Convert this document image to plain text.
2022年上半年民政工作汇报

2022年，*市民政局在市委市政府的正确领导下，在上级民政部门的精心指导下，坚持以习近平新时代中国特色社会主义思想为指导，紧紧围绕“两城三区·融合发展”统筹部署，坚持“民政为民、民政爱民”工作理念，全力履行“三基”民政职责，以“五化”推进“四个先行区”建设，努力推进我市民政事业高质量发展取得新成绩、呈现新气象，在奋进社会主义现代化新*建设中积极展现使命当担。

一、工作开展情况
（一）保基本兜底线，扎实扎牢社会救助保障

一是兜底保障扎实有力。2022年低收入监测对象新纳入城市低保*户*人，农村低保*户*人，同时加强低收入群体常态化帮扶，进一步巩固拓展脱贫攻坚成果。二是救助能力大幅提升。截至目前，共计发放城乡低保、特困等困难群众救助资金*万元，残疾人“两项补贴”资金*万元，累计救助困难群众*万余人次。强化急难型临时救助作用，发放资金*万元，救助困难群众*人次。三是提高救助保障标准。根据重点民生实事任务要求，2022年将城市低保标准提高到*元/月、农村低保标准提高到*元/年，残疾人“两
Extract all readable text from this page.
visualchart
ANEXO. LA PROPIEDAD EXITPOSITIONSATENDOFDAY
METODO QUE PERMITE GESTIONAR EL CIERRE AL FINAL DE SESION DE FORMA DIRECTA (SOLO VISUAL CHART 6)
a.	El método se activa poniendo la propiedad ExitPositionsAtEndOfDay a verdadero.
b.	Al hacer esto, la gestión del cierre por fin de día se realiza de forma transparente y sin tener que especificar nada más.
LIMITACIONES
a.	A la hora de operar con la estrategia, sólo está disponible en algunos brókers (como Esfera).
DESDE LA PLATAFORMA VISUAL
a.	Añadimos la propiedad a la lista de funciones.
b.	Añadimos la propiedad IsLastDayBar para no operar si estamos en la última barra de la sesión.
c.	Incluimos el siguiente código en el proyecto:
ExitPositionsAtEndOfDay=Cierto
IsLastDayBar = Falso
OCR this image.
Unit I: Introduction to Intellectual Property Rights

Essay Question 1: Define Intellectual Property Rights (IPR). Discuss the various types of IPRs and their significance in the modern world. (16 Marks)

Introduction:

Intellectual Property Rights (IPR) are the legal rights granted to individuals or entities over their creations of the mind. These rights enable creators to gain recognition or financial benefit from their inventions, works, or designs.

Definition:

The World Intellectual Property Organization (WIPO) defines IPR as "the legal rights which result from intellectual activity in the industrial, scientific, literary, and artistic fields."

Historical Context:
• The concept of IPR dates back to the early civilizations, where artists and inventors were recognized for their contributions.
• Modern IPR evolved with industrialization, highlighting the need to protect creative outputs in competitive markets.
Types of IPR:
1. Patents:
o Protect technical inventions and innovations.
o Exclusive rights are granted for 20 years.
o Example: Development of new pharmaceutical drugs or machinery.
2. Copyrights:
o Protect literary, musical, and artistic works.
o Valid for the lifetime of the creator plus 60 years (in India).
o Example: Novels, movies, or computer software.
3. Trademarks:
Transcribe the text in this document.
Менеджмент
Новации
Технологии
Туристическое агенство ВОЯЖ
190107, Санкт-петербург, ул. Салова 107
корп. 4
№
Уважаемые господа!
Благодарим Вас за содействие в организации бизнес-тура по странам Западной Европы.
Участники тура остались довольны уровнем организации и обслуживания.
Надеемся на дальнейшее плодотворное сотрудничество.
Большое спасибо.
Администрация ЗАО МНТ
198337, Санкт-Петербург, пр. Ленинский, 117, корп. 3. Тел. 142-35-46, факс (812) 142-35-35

* * * * * * *

▸ **What is expected**: Each of the records should be retyped exactly.

▸ **Expected output**:
Convert this document image to plain text.
2022年上半年民政工作汇报

2022年，*市民政局在市委市政府的正确领导下，在上级民政部门的精心指导下，坚持以习近平新时代中国特色社会主义思想为指导，紧紧围绕“两城三区·融合发展”统筹部署，坚持“民政为民、民政爱民”工作理念，全力履行“三基”民政职责，以“五化”推进“四个先行区”建设，努力推进我市民政事业高质量发展取得新成绩、呈现新气象，在奋进社会主义现代化新*建设中积极展现使命当担。

一、工作开展情况
（一）保基本兜底线，扎实扎牢社会救助保障

一是兜底保障扎实有力。2022年低收入监测对象新纳入城市低保*户*人，农村低保*户*人，同时加强低收入群体常态化帮扶，进一步巩固拓展脱贫攻坚成果。二是救助能力大幅提升。截至目前，共计发放城乡低保、特困等困难群众救助资金*万元，残疾人“两项补贴”资金*万元，累计救助困难群众*万余人次。强化急难型临时救助作用，发放资金*万元，救助困难群众*人次。三是提高救助保障标准。根据重点民生实事任务要求，2022年将城市低保标准提高到*元/月、农村低保标准提高到*元/年，残疾人“两
Extract all readable text from this page.
visualchart
ANEXO. LA PROPIEDAD EXITPOSITIONSATENDOFDAY
METODO QUE PERMITE GESTIONAR EL CIERRE AL FINAL DE SESION DE FORMA DIRECTA (SOLO VISUAL CHART 6)
a.	El método se activa poniendo la propiedad ExitPositionsAtEndOfDay a verdadero.
b.	Al hacer esto, la gestión del cierre por fin de día se realiza de forma transparente y sin tener que especificar nada más.
LIMITACIONES
a.	A la hora de operar con la estrategia, sólo está disponible en algunos brókers (como Esfera).
DESDE LA PLATAFORMA VISUAL
a.	Añadimos la propiedad a la lista de funciones.
b.	Añadimos la propiedad IsLastDayBar para no operar si estamos en la última barra de la sesión.
c.	Incluimos el siguiente código en el proyecto:
ExitPositionsAtEndOfDay=Cierto
IsLastDayBar = Falso
OCR this image.
Unit I: Introduction to Intellectual Property Rights

Essay Question 1: Define Intellectual Property Rights (IPR). Discuss the various types of IPRs and their significance in the modern world. (16 Marks)

Introduction:

Intellectual Property Rights (IPR) are the legal rights granted to individuals or entities over their creations of the mind. These rights enable creators to gain recognition or financial benefit from their inventions, works, or designs.

Definition:

The World Intellectual Property Organization (WIPO) defines IPR as "the legal rights which result from intellectual activity in the industrial, scientific, literary, and artistic fields."

Historical Context:
• The concept of IPR dates back to the early civilizations, where artists and inventors were recognized for their contributions.
• Modern IPR evolved with industrialization, highlighting the need to protect creative outputs in competitive markets.
Types of IPR:
1. Patents:
o Protect technical inventions and innovations.
o Exclusive rights are granted for 20 years.
o Example: Development of new pharmaceutical drugs or machinery.
2. Copyrights:
o Protect literary, musical, and artistic works.
o Valid for the lifetime of the creator plus 60 years (in India).
o Example: Novels, movies, or computer software.
3. Trademarks:
Transcribe the text in this document.
Менеджмент
Новации
Технологии
Туристическое агенство ВОЯЖ
190107, Санкт-петербург, ул. Салова 107
корп. 4
№
Уважаемые господа!
Благодарим Вас за содействие в организации бизнес-тура по странам Западной Европы.
Участники тура остались довольны уровнем организации и обслуживания.
Надеемся на дальнейшее плодотворное сотрудничество.
Большое спасибо.
Администрация ЗАО МНТ
198337, Санкт-Петербург, пр. Ленинский, 117, корп. 3. Тел. 142-35-46, факс (812) 142-35-35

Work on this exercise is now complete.